Record set:
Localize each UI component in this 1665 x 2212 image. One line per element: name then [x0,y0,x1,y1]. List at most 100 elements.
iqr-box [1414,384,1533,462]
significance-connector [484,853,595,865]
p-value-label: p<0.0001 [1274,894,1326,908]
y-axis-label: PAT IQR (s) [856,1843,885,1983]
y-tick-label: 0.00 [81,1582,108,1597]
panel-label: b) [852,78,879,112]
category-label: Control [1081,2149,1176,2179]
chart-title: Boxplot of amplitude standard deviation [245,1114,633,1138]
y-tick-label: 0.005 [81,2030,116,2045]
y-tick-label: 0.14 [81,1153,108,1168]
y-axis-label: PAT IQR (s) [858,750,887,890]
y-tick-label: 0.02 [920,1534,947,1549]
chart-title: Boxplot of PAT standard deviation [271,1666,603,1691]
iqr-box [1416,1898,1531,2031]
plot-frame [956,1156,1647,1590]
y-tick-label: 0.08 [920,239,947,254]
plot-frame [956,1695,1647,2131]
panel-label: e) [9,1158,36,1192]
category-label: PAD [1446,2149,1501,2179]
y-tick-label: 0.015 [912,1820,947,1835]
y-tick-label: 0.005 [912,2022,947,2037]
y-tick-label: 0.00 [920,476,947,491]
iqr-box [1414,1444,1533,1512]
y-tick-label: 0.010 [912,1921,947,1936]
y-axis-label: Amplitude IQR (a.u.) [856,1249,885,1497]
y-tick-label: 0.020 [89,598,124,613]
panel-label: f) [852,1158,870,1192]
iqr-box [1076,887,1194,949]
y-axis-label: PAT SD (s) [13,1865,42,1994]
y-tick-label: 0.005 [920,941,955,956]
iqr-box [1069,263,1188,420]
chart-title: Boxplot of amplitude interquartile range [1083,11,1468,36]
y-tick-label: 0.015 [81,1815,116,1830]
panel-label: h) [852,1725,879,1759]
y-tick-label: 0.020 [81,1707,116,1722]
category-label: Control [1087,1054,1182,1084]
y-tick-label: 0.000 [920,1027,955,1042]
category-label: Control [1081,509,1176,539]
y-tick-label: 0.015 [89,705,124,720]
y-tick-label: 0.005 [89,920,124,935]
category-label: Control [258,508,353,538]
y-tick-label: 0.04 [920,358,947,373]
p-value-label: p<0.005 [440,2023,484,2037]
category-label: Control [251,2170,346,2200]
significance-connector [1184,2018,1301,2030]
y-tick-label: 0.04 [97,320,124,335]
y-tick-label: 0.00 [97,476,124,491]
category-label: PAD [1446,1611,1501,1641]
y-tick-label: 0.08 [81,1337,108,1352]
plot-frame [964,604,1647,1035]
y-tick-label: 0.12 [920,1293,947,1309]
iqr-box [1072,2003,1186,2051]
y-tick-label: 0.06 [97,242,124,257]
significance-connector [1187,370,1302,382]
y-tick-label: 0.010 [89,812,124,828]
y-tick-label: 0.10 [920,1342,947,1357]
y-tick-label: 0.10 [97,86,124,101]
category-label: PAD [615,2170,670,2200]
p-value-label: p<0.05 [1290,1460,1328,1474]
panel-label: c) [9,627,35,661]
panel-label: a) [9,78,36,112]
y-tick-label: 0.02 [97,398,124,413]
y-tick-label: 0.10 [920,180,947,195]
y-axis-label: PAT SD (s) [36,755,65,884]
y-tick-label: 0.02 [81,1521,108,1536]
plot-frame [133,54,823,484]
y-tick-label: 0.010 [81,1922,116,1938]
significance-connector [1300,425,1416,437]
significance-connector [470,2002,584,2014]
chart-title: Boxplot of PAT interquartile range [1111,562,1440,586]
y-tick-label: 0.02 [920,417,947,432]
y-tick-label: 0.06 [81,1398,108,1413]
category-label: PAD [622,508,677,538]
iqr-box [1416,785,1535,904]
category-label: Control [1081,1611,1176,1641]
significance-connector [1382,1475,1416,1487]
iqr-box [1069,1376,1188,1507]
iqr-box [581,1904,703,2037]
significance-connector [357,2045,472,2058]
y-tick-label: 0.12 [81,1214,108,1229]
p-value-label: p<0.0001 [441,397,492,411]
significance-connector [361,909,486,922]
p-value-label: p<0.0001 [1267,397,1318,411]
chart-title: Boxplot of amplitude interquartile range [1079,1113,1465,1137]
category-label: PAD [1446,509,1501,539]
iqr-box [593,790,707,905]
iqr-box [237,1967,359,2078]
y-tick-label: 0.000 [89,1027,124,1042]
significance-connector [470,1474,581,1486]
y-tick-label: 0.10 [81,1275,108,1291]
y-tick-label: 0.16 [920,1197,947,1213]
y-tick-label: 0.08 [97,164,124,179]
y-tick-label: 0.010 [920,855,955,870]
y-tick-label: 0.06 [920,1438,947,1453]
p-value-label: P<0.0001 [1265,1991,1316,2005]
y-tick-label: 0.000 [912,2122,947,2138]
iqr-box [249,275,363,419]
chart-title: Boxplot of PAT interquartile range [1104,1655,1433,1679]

Instructions to follow: Recast every row above as a Markdown table with two columns, No. and Entry. Number each row and leave out blank lines.

Task solution:
| No. | Entry |
|---|---|
| 1 | Localize each UI component in this 1665 x 2212 image. One line per element: name then [x0,y0,x1,y1]. List at most 100 elements. |
| 2 | iqr-box [1414,384,1533,462] |
| 3 | significance-connector [484,853,595,865] |
| 4 | p-value-label: p<0.0001 [1274,894,1326,908] |
| 5 | y-axis-label: PAT IQR (s) [856,1843,885,1983] |
| 6 | y-tick-label: 0.00 [81,1582,108,1597] |
| 7 | panel-label: b) [852,78,879,112] |
| 8 | category-label: Control [1081,2149,1176,2179] |
| 9 | chart-title: Boxplot of amplitude standard deviation [245,1114,633,1138] |
| 10 | y-tick-label: 0.005 [81,2030,116,2045] |
| 11 | y-tick-label: 0.14 [81,1153,108,1168] |
| 12 | y-axis-label: PAT IQR (s) [858,750,887,890] |
| 13 | y-tick-label: 0.02 [920,1534,947,1549] |
| 14 | chart-title: Boxplot of PAT standard deviation [271,1666,603,1691] |
| 15 | iqr-box [1416,1898,1531,2031] |
| 16 | plot-frame [956,1156,1647,1590] |
| 17 | y-tick-label: 0.08 [920,239,947,254] |
| 18 | plot-frame [956,1695,1647,2131] |
| 19 | panel-label: e) [9,1158,36,1192] |
| 20 | category-label: PAD [1446,2149,1501,2179] |
| 21 | y-tick-label: 0.015 [912,1820,947,1835] |
| 22 | y-tick-label: 0.005 [912,2022,947,2037] |
| 23 | y-tick-label: 0.00 [920,476,947,491] |
| 24 | iqr-box [1414,1444,1533,1512] |
| 25 | y-tick-label: 0.010 [912,1921,947,1936] |
| 26 | y-axis-label: Amplitude IQR (a.u.) [856,1249,885,1497] |
| 27 | y-tick-label: 0.020 [89,598,124,613] |
| 28 | panel-label: f) [852,1158,870,1192] |
| 29 | iqr-box [1076,887,1194,949] |
| 30 | y-axis-label: PAT SD (s) [13,1865,42,1994] |
| 31 | y-tick-label: 0.005 [920,941,955,956] |
| 32 | iqr-box [1069,263,1188,420] |
| 33 | chart-title: Boxplot of amplitude interquartile range [1083,11,1468,36] |
| 34 | y-tick-label: 0.015 [81,1815,116,1830] |
| 35 | panel-label: h) [852,1725,879,1759] |
| 36 | y-tick-label: 0.020 [81,1707,116,1722] |
| 37 | category-label: Control [1087,1054,1182,1084] |
| 38 | y-tick-label: 0.000 [920,1027,955,1042] |
| 39 | category-label: Control [1081,509,1176,539] |
| 40 | y-tick-label: 0.015 [89,705,124,720] |
| 41 | y-tick-label: 0.005 [89,920,124,935] |
| 42 | category-label: Control [258,508,353,538] |
| 43 | y-tick-label: 0.04 [920,358,947,373] |
| 44 | p-value-label: p<0.005 [440,2023,484,2037] |
| 45 | category-label: Control [251,2170,346,2200] |
| 46 | significance-connector [1184,2018,1301,2030] |
| 47 | y-tick-label: 0.04 [97,320,124,335] |
| 48 | y-tick-label: 0.00 [97,476,124,491] |
| 49 | category-label: PAD [1446,1611,1501,1641] |
| 50 | y-tick-label: 0.08 [81,1337,108,1352] |
| 51 | plot-frame [964,604,1647,1035] |
| 52 | y-tick-label: 0.12 [920,1293,947,1309] |
| 53 | iqr-box [1072,2003,1186,2051] |
| 54 | y-tick-label: 0.06 [97,242,124,257] |
| 55 | significance-connector [1187,370,1302,382] |
| 56 | y-tick-label: 0.010 [89,812,124,828] |
| 57 | y-tick-label: 0.10 [920,1342,947,1357] |
| 58 | y-tick-label: 0.10 [97,86,124,101] |
| 59 | category-label: PAD [615,2170,670,2200] |
| 60 | p-value-label: p<0.05 [1290,1460,1328,1474] |
| 61 | panel-label: c) [9,627,35,661] |
| 62 | panel-label: a) [9,78,36,112] |
| 63 | y-tick-label: 0.02 [97,398,124,413] |
| 64 | y-tick-label: 0.10 [920,180,947,195] |
| 65 | y-axis-label: PAT SD (s) [36,755,65,884] |
| 66 | y-tick-label: 0.02 [81,1521,108,1536] |
| 67 | plot-frame [133,54,823,484] |
| 68 | y-tick-label: 0.010 [81,1922,116,1938] |
| 69 | significance-connector [1300,425,1416,437] |
| 70 | significance-connector [470,2002,584,2014] |
| 71 | chart-title: Boxplot of PAT interquartile range [1111,562,1440,586] |
| 72 | y-tick-label: 0.02 [920,417,947,432] |
| 73 | y-tick-label: 0.06 [81,1398,108,1413] |
| 74 | category-label: PAD [622,508,677,538] |
| 75 | iqr-box [1416,785,1535,904] |
| 76 | category-label: Control [1081,1611,1176,1641] |
| 77 | significance-connector [1382,1475,1416,1487] |
| 78 | iqr-box [1069,1376,1188,1507] |
| 79 | iqr-box [581,1904,703,2037] |
| 80 | significance-connector [357,2045,472,2058] |
| 81 | y-tick-label: 0.12 [81,1214,108,1229] |
| 82 | p-value-label: p<0.0001 [441,397,492,411] |
| 83 | significance-connector [361,909,486,922] |
| 84 | p-value-label: p<0.0001 [1267,397,1318,411] |
| 85 | chart-title: Boxplot of amplitude interquartile range [1079,1113,1465,1137] |
| 86 | category-label: PAD [1446,509,1501,539] |
| 87 | iqr-box [593,790,707,905] |
| 88 | iqr-box [237,1967,359,2078] |
| 89 | y-tick-label: 0.000 [89,1027,124,1042] |
| 90 | significance-connector [470,1474,581,1486] |
| 91 | y-tick-label: 0.10 [81,1275,108,1291] |
| 92 | y-tick-label: 0.16 [920,1197,947,1213] |
| 93 | y-tick-label: 0.08 [97,164,124,179] |
| 94 | y-tick-label: 0.010 [920,855,955,870] |
| 95 | y-tick-label: 0.06 [920,1438,947,1453] |
| 96 | p-value-label: P<0.0001 [1265,1991,1316,2005] |
| 97 | y-tick-label: 0.000 [912,2122,947,2138] |
| 98 | iqr-box [249,275,363,419] |
| 99 | chart-title: Boxplot of PAT interquartile range [1104,1655,1433,1679] |